» **Dataset rows**:
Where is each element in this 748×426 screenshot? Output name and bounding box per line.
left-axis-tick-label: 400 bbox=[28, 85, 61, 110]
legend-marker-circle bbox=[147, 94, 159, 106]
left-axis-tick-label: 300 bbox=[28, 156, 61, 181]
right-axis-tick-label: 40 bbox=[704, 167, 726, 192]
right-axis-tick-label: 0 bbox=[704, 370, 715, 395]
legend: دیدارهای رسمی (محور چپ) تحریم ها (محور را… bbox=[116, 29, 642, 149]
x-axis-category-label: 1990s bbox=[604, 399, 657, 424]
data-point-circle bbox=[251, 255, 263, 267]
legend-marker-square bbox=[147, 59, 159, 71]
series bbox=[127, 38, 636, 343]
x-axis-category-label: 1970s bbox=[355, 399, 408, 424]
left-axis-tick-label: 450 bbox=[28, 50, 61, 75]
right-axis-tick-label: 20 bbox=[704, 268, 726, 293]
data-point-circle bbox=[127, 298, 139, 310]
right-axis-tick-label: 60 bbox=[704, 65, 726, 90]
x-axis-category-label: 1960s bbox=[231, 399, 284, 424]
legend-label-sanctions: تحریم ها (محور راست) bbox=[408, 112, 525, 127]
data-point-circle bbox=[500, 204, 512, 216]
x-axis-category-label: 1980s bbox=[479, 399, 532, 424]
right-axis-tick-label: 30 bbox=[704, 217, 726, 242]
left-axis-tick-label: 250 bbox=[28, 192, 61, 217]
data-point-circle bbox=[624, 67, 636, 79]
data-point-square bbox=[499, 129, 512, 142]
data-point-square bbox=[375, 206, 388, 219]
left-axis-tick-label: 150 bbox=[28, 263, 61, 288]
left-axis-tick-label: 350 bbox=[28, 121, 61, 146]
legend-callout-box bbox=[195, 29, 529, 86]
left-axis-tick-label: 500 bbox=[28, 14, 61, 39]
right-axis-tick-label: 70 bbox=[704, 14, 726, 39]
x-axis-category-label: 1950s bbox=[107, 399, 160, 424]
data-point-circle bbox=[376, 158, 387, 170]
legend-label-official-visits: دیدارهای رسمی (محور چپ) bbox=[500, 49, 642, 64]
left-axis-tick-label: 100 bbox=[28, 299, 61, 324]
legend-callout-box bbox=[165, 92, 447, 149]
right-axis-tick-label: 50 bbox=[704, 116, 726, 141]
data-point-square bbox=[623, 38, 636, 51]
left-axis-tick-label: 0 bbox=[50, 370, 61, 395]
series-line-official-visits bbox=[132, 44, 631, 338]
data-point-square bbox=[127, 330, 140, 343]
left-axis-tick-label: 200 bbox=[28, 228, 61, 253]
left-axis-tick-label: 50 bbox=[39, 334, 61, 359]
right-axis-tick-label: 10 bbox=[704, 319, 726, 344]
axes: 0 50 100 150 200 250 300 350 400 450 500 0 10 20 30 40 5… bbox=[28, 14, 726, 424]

» **Directions for this task**: Format every line of the records above as a JSON list of strings, one string per line, leaving out any blank lines.

» **Reply**:
[
  "Where is each element in this 748×426 screenshot? Output name and bounding box per line.",
  "left-axis-tick-label: 400 bbox=[28, 85, 61, 110]",
  "legend-marker-circle bbox=[147, 94, 159, 106]",
  "left-axis-tick-label: 300 bbox=[28, 156, 61, 181]",
  "right-axis-tick-label: 40 bbox=[704, 167, 726, 192]",
  "right-axis-tick-label: 0 bbox=[704, 370, 715, 395]",
  "legend: دیدارهای رسمی (محور چپ) تحریم ها (محور را… bbox=[116, 29, 642, 149]",
  "x-axis-category-label: 1990s bbox=[604, 399, 657, 424]",
  "data-point-circle bbox=[251, 255, 263, 267]",
  "legend-marker-square bbox=[147, 59, 159, 71]",
  "series bbox=[127, 38, 636, 343]",
  "x-axis-category-label: 1970s bbox=[355, 399, 408, 424]",
  "left-axis-tick-label: 450 bbox=[28, 50, 61, 75]",
  "right-axis-tick-label: 20 bbox=[704, 268, 726, 293]",
  "data-point-circle bbox=[127, 298, 139, 310]",
  "right-axis-tick-label: 60 bbox=[704, 65, 726, 90]",
  "x-axis-category-label: 1960s bbox=[231, 399, 284, 424]",
  "legend-label-sanctions: تحریم ها (محور راست) bbox=[408, 112, 525, 127]",
  "data-point-circle bbox=[500, 204, 512, 216]",
  "x-axis-category-label: 1980s bbox=[479, 399, 532, 424]",
  "right-axis-tick-label: 30 bbox=[704, 217, 726, 242]",
  "left-axis-tick-label: 250 bbox=[28, 192, 61, 217]",
  "data-point-circle bbox=[624, 67, 636, 79]",
  "data-point-square bbox=[499, 129, 512, 142]",
  "data-point-square bbox=[375, 206, 388, 219]",
  "left-axis-tick-label: 150 bbox=[28, 263, 61, 288]",
  "left-axis-tick-label: 350 bbox=[28, 121, 61, 146]",
  "legend-callout-box bbox=[195, 29, 529, 86]",
  "left-axis-tick-label: 500 bbox=[28, 14, 61, 39]",
  "right-axis-tick-label: 70 bbox=[704, 14, 726, 39]",
  "x-axis-category-label: 1950s bbox=[107, 399, 160, 424]",
  "data-point-circle bbox=[376, 158, 387, 170]",
  "legend-label-official-visits: دیدارهای رسمی (محور چپ) bbox=[500, 49, 642, 64]",
  "left-axis-tick-label: 100 bbox=[28, 299, 61, 324]",
  "legend-callout-box bbox=[165, 92, 447, 149]",
  "right-axis-tick-label: 50 bbox=[704, 116, 726, 141]",
  "data-point-square bbox=[623, 38, 636, 51]",
  "left-axis-tick-label: 0 bbox=[50, 370, 61, 395]",
  "series-line-official-visits bbox=[132, 44, 631, 338]",
  "data-point-square bbox=[127, 330, 140, 343]",
  "left-axis-tick-label: 200 bbox=[28, 228, 61, 253]",
  "left-axis-tick-label: 50 bbox=[39, 334, 61, 359]",
  "right-axis-tick-label: 10 bbox=[704, 319, 726, 344]",
  "axes: 0 50 100 150 200 250 300 350 400 450 500 0 10 20 30 40 5… bbox=[28, 14, 726, 424]"
]